- **PROVIDED RECORDS**:
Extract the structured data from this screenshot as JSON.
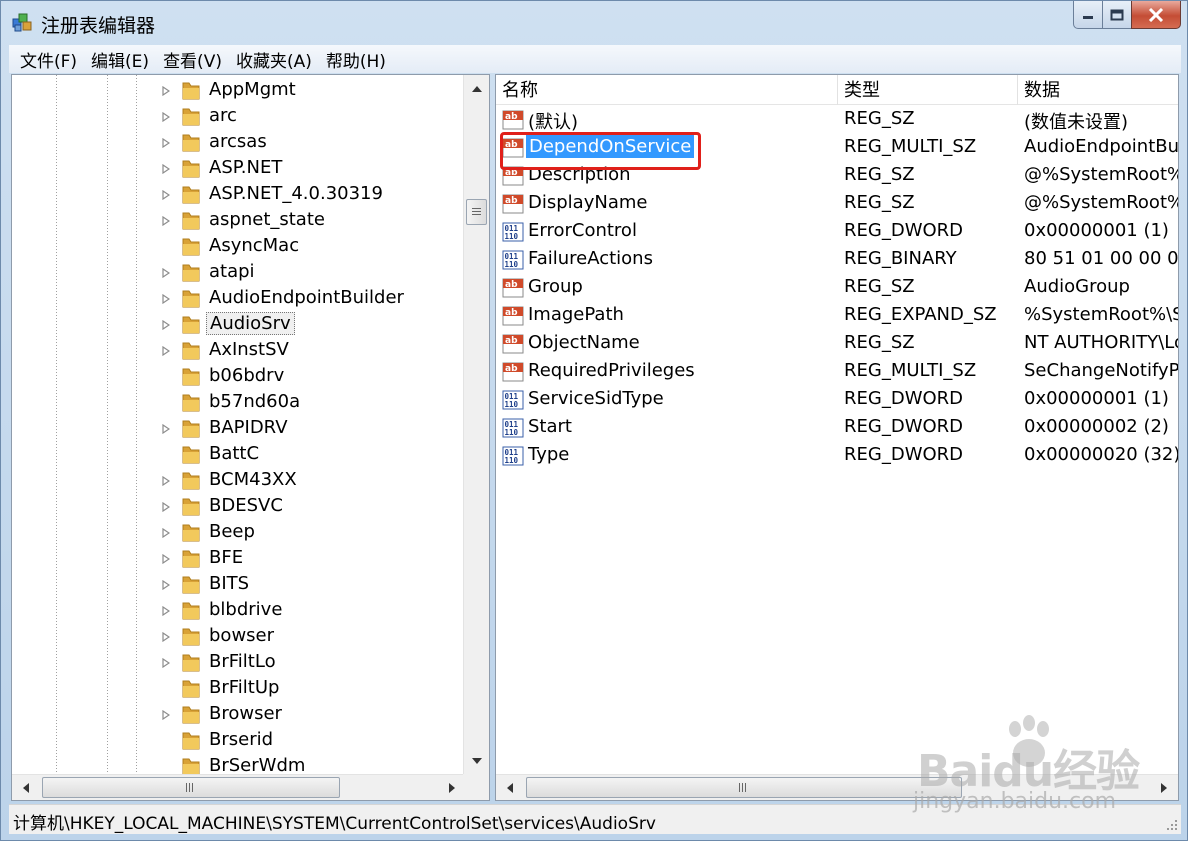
{
  "window": {
    "title": "注册表编辑器",
    "controls": {
      "minimize": "minimize",
      "maximize": "maximize",
      "close": "close"
    }
  },
  "menu": [
    {
      "label": "文件(F)"
    },
    {
      "label": "编辑(E)"
    },
    {
      "label": "查看(V)"
    },
    {
      "label": "收藏夹(A)"
    },
    {
      "label": "帮助(H)"
    }
  ],
  "tree": {
    "items": [
      {
        "label": "AppMgmt",
        "expandable": true
      },
      {
        "label": "arc",
        "expandable": true
      },
      {
        "label": "arcsas",
        "expandable": true
      },
      {
        "label": "ASP.NET",
        "expandable": true
      },
      {
        "label": "ASP.NET_4.0.30319",
        "expandable": true
      },
      {
        "label": "aspnet_state",
        "expandable": true
      },
      {
        "label": "AsyncMac",
        "expandable": false
      },
      {
        "label": "atapi",
        "expandable": true
      },
      {
        "label": "AudioEndpointBuilder",
        "expandable": true
      },
      {
        "label": "AudioSrv",
        "expandable": true,
        "selected": true
      },
      {
        "label": "AxInstSV",
        "expandable": true
      },
      {
        "label": "b06bdrv",
        "expandable": false
      },
      {
        "label": "b57nd60a",
        "expandable": false
      },
      {
        "label": "BAPIDRV",
        "expandable": true
      },
      {
        "label": "BattC",
        "expandable": false
      },
      {
        "label": "BCM43XX",
        "expandable": true
      },
      {
        "label": "BDESVC",
        "expandable": true
      },
      {
        "label": "Beep",
        "expandable": true
      },
      {
        "label": "BFE",
        "expandable": true
      },
      {
        "label": "BITS",
        "expandable": true
      },
      {
        "label": "blbdrive",
        "expandable": true
      },
      {
        "label": "bowser",
        "expandable": true
      },
      {
        "label": "BrFiltLo",
        "expandable": true
      },
      {
        "label": "BrFiltUp",
        "expandable": false
      },
      {
        "label": "Browser",
        "expandable": true
      },
      {
        "label": "Brserid",
        "expandable": false
      },
      {
        "label": "BrSerWdm",
        "expandable": false
      }
    ]
  },
  "list": {
    "columns": [
      {
        "label": "名称"
      },
      {
        "label": "类型"
      },
      {
        "label": "数据"
      }
    ],
    "rows": [
      {
        "name": "(默认)",
        "type": "REG_SZ",
        "data": "(数值未设置)",
        "icon": "ab"
      },
      {
        "name": "DependOnService",
        "type": "REG_MULTI_SZ",
        "data": "AudioEndpointBu",
        "icon": "ab",
        "selected": true
      },
      {
        "name": "Description",
        "type": "REG_SZ",
        "data": "@%SystemRoot%",
        "icon": "ab"
      },
      {
        "name": "DisplayName",
        "type": "REG_SZ",
        "data": "@%SystemRoot%",
        "icon": "ab"
      },
      {
        "name": "ErrorControl",
        "type": "REG_DWORD",
        "data": "0x00000001 (1)",
        "icon": "bin"
      },
      {
        "name": "FailureActions",
        "type": "REG_BINARY",
        "data": "80 51 01 00 00 00",
        "icon": "bin"
      },
      {
        "name": "Group",
        "type": "REG_SZ",
        "data": "AudioGroup",
        "icon": "ab"
      },
      {
        "name": "ImagePath",
        "type": "REG_EXPAND_SZ",
        "data": "%SystemRoot%\\S",
        "icon": "ab"
      },
      {
        "name": "ObjectName",
        "type": "REG_SZ",
        "data": "NT AUTHORITY\\Lo",
        "icon": "ab"
      },
      {
        "name": "RequiredPrivileges",
        "type": "REG_MULTI_SZ",
        "data": "SeChangeNotifyP",
        "icon": "ab"
      },
      {
        "name": "ServiceSidType",
        "type": "REG_DWORD",
        "data": "0x00000001 (1)",
        "icon": "bin"
      },
      {
        "name": "Start",
        "type": "REG_DWORD",
        "data": "0x00000002 (2)",
        "icon": "bin"
      },
      {
        "name": "Type",
        "type": "REG_DWORD",
        "data": "0x00000020 (32)",
        "icon": "bin"
      }
    ]
  },
  "statusbar": {
    "path": "计算机\\HKEY_LOCAL_MACHINE\\SYSTEM\\CurrentControlSet\\services\\AudioSrv"
  },
  "watermark": {
    "brand": "Baidu经验",
    "url": "jingyan.baidu.com"
  },
  "colors": {
    "selection": "#3399ff",
    "highlight_box": "#e0201a",
    "folder": "#e8b94a"
  }
}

- **TASK TO COMPLETE**: Set the data above down again exactly as given, with no pictures.

- **EXERCISE ANSWER**:
Extract the structured data from this screenshot as JSON.
{
  "window": {
    "title": "注册表编辑器",
    "controls": {
      "minimize": "minimize",
      "maximize": "maximize",
      "close": "close"
    }
  },
  "menu": [
    {
      "label": "文件(F)"
    },
    {
      "label": "编辑(E)"
    },
    {
      "label": "查看(V)"
    },
    {
      "label": "收藏夹(A)"
    },
    {
      "label": "帮助(H)"
    }
  ],
  "tree": {
    "items": [
      {
        "label": "AppMgmt",
        "expandable": true
      },
      {
        "label": "arc",
        "expandable": true
      },
      {
        "label": "arcsas",
        "expandable": true
      },
      {
        "label": "ASP.NET",
        "expandable": true
      },
      {
        "label": "ASP.NET_4.0.30319",
        "expandable": true
      },
      {
        "label": "aspnet_state",
        "expandable": true
      },
      {
        "label": "AsyncMac",
        "expandable": false
      },
      {
        "label": "atapi",
        "expandable": true
      },
      {
        "label": "AudioEndpointBuilder",
        "expandable": true
      },
      {
        "label": "AudioSrv",
        "expandable": true,
        "selected": true
      },
      {
        "label": "AxInstSV",
        "expandable": true
      },
      {
        "label": "b06bdrv",
        "expandable": false
      },
      {
        "label": "b57nd60a",
        "expandable": false
      },
      {
        "label": "BAPIDRV",
        "expandable": true
      },
      {
        "label": "BattC",
        "expandable": false
      },
      {
        "label": "BCM43XX",
        "expandable": true
      },
      {
        "label": "BDESVC",
        "expandable": true
      },
      {
        "label": "Beep",
        "expandable": true
      },
      {
        "label": "BFE",
        "expandable": true
      },
      {
        "label": "BITS",
        "expandable": true
      },
      {
        "label": "blbdrive",
        "expandable": true
      },
      {
        "label": "bowser",
        "expandable": true
      },
      {
        "label": "BrFiltLo",
        "expandable": true
      },
      {
        "label": "BrFiltUp",
        "expandable": false
      },
      {
        "label": "Browser",
        "expandable": true
      },
      {
        "label": "Brserid",
        "expandable": false
      },
      {
        "label": "BrSerWdm",
        "expandable": false
      }
    ]
  },
  "list": {
    "columns": [
      {
        "label": "名称"
      },
      {
        "label": "类型"
      },
      {
        "label": "数据"
      }
    ],
    "rows": [
      {
        "name": "(默认)",
        "type": "REG_SZ",
        "data": "(数值未设置)",
        "icon": "ab"
      },
      {
        "name": "DependOnService",
        "type": "REG_MULTI_SZ",
        "data": "AudioEndpointBu",
        "icon": "ab",
        "selected": true
      },
      {
        "name": "Description",
        "type": "REG_SZ",
        "data": "@%SystemRoot%",
        "icon": "ab"
      },
      {
        "name": "DisplayName",
        "type": "REG_SZ",
        "data": "@%SystemRoot%",
        "icon": "ab"
      },
      {
        "name": "ErrorControl",
        "type": "REG_DWORD",
        "data": "0x00000001 (1)",
        "icon": "bin"
      },
      {
        "name": "FailureActions",
        "type": "REG_BINARY",
        "data": "80 51 01 00 00 00",
        "icon": "bin"
      },
      {
        "name": "Group",
        "type": "REG_SZ",
        "data": "AudioGroup",
        "icon": "ab"
      },
      {
        "name": "ImagePath",
        "type": "REG_EXPAND_SZ",
        "data": "%SystemRoot%\\S",
        "icon": "ab"
      },
      {
        "name": "ObjectName",
        "type": "REG_SZ",
        "data": "NT AUTHORITY\\Lo",
        "icon": "ab"
      },
      {
        "name": "RequiredPrivileges",
        "type": "REG_MULTI_SZ",
        "data": "SeChangeNotifyP",
        "icon": "ab"
      },
      {
        "name": "ServiceSidType",
        "type": "REG_DWORD",
        "data": "0x00000001 (1)",
        "icon": "bin"
      },
      {
        "name": "Start",
        "type": "REG_DWORD",
        "data": "0x00000002 (2)",
        "icon": "bin"
      },
      {
        "name": "Type",
        "type": "REG_DWORD",
        "data": "0x00000020 (32)",
        "icon": "bin"
      }
    ]
  },
  "statusbar": {
    "path": "计算机\\HKEY_LOCAL_MACHINE\\SYSTEM\\CurrentControlSet\\services\\AudioSrv"
  },
  "watermark": {
    "brand": "Baidu经验",
    "url": "jingyan.baidu.com"
  },
  "colors": {
    "selection": "#3399ff",
    "highlight_box": "#e0201a",
    "folder": "#e8b94a"
  }
}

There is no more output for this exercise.